== INSTRUCTIONS TO FOLLOW ==
List each line of the data that holds the string "DOGEUSDT", please.

== RECORDS FOR THIS EXERCISE ==
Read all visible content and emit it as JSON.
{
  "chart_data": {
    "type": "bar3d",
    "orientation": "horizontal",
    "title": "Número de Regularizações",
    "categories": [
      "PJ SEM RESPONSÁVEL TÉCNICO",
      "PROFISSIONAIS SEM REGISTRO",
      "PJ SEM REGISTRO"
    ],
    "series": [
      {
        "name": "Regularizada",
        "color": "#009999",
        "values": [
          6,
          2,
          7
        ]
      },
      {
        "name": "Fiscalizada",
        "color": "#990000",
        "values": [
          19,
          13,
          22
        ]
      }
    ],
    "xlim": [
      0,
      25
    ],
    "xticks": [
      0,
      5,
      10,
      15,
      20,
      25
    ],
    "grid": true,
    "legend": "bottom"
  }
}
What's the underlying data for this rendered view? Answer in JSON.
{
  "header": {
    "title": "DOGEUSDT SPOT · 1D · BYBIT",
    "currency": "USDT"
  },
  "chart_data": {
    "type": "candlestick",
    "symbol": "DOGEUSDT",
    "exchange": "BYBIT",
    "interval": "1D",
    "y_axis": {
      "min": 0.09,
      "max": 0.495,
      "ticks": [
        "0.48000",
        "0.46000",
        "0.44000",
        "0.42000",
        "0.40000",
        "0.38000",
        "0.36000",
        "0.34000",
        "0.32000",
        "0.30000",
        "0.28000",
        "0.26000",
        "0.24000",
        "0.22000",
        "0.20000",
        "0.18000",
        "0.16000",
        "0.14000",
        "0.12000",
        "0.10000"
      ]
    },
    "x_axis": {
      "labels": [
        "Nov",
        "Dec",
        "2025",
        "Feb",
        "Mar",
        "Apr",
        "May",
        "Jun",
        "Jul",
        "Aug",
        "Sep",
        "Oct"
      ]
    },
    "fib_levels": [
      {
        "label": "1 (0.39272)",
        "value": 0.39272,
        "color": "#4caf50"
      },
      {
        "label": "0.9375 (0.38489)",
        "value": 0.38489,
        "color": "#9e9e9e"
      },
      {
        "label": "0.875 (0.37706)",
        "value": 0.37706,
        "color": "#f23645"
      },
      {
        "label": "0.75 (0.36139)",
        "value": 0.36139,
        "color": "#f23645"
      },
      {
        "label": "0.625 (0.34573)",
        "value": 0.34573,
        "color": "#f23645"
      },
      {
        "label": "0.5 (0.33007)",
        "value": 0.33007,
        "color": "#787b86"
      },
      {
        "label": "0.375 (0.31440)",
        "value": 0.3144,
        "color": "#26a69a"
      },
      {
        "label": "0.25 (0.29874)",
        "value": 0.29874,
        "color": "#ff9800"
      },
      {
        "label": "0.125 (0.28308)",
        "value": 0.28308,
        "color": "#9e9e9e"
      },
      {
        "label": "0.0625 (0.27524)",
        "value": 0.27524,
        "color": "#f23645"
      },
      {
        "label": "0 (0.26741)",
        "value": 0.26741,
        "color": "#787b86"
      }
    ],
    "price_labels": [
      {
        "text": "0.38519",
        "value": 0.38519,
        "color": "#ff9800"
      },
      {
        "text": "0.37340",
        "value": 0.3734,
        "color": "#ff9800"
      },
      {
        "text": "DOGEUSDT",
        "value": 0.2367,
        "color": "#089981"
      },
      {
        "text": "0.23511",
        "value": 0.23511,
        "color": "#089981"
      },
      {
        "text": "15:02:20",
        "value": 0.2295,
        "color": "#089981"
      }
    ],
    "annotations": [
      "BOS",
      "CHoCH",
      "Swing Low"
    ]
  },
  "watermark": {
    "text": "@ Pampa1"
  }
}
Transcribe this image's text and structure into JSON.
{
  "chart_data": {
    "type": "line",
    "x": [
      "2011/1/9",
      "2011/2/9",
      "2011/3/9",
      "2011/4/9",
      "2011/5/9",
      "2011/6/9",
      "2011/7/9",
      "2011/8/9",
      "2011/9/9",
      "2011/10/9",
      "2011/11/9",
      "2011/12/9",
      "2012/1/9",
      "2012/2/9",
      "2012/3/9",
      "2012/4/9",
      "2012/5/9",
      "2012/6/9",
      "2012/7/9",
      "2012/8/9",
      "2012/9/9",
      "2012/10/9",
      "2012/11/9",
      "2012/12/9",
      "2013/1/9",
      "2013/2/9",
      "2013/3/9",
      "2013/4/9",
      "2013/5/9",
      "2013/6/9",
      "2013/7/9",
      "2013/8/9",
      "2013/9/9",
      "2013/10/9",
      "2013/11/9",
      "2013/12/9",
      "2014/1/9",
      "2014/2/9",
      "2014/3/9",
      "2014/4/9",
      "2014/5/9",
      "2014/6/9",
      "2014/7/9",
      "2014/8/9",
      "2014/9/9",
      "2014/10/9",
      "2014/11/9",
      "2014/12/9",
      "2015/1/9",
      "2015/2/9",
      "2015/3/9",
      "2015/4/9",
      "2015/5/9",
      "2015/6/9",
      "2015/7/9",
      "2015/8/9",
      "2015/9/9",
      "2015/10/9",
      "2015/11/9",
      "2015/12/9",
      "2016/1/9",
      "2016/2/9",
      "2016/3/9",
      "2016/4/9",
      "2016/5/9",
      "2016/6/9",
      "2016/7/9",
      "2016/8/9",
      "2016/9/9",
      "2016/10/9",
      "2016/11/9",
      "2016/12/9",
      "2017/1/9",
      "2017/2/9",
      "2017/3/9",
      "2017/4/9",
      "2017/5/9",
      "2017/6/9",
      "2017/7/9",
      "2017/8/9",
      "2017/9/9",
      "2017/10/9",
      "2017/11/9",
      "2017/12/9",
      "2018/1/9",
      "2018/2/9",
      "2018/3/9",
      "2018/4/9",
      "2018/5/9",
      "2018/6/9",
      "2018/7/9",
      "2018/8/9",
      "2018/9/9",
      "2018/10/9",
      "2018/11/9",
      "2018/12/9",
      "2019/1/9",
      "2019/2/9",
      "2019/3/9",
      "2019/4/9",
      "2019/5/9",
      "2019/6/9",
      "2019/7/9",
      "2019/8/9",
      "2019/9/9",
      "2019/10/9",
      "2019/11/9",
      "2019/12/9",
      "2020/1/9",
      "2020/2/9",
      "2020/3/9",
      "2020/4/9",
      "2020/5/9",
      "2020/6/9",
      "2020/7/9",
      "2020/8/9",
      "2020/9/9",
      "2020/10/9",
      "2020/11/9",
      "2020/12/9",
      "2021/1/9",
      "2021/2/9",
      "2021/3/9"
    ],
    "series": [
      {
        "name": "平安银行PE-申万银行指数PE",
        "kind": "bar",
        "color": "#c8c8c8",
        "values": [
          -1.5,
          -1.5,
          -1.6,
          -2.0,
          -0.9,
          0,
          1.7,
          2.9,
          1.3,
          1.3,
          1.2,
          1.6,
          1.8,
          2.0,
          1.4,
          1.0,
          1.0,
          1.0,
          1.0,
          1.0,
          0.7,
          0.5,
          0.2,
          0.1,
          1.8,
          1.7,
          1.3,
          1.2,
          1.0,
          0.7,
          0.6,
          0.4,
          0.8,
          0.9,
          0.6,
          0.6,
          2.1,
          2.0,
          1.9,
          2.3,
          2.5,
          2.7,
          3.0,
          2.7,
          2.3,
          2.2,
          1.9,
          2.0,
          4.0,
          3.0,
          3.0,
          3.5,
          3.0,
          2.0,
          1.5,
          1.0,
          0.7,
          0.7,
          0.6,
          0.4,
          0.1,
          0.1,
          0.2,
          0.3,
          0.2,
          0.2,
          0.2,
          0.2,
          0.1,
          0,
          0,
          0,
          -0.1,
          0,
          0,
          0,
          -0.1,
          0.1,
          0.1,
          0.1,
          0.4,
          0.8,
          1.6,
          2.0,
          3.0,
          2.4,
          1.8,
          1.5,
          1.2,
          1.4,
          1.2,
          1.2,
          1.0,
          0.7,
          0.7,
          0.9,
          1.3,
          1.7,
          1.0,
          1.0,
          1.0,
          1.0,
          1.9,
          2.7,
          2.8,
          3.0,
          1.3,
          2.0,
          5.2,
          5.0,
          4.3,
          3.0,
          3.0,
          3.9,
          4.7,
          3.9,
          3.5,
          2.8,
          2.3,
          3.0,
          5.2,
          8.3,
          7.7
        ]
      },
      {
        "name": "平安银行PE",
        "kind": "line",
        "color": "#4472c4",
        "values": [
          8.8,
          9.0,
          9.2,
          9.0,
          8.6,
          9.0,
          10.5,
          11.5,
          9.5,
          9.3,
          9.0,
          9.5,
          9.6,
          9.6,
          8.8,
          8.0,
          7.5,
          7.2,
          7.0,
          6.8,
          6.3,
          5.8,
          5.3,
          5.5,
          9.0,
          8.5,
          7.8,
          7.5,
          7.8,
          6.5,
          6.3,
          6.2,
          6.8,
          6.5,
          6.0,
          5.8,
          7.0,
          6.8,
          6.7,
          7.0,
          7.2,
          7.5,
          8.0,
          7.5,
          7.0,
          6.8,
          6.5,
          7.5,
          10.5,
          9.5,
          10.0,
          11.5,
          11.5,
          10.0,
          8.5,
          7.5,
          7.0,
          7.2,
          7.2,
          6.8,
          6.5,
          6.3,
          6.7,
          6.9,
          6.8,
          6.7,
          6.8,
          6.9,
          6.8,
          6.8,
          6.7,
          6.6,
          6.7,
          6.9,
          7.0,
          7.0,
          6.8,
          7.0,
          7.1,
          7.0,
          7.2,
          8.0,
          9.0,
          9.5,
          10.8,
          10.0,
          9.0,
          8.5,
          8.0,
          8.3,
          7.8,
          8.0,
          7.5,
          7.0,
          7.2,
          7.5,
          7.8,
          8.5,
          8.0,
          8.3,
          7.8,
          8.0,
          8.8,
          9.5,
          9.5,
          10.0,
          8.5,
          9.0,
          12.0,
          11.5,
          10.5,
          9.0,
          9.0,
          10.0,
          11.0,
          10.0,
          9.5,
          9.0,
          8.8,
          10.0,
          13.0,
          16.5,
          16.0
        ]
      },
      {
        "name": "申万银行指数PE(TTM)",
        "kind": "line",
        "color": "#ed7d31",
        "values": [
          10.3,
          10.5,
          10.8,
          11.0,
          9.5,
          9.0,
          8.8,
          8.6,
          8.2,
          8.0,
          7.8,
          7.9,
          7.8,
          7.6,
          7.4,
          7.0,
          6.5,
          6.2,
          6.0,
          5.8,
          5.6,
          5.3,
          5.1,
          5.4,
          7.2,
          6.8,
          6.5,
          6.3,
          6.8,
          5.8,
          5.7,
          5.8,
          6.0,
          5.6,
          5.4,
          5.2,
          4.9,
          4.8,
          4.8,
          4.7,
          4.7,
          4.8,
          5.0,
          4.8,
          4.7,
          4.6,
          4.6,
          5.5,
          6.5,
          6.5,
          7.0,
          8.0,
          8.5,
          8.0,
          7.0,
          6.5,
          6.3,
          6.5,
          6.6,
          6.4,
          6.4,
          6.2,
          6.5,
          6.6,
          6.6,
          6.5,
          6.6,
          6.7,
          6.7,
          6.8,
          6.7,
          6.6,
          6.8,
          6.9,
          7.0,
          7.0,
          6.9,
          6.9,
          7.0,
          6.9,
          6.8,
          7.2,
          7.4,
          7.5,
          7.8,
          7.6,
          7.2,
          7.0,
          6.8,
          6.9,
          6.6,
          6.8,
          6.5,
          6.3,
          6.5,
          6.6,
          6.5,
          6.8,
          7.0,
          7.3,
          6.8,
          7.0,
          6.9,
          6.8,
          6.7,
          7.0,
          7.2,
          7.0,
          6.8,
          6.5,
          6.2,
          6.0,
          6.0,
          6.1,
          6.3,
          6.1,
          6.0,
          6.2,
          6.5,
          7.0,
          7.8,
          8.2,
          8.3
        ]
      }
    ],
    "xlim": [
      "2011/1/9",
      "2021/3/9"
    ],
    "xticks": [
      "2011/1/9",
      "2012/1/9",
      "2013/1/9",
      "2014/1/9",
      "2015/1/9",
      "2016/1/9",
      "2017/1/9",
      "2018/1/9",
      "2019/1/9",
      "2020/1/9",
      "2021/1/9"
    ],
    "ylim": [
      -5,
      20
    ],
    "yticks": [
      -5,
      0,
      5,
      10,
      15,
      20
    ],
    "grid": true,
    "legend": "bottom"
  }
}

== ANSWER TO THIS EXERCISE ==
    "title": "DOGEUSDT SPOT · 1D · BYBIT",
    "symbol": "DOGEUSDT",
        "text": "DOGEUSDT",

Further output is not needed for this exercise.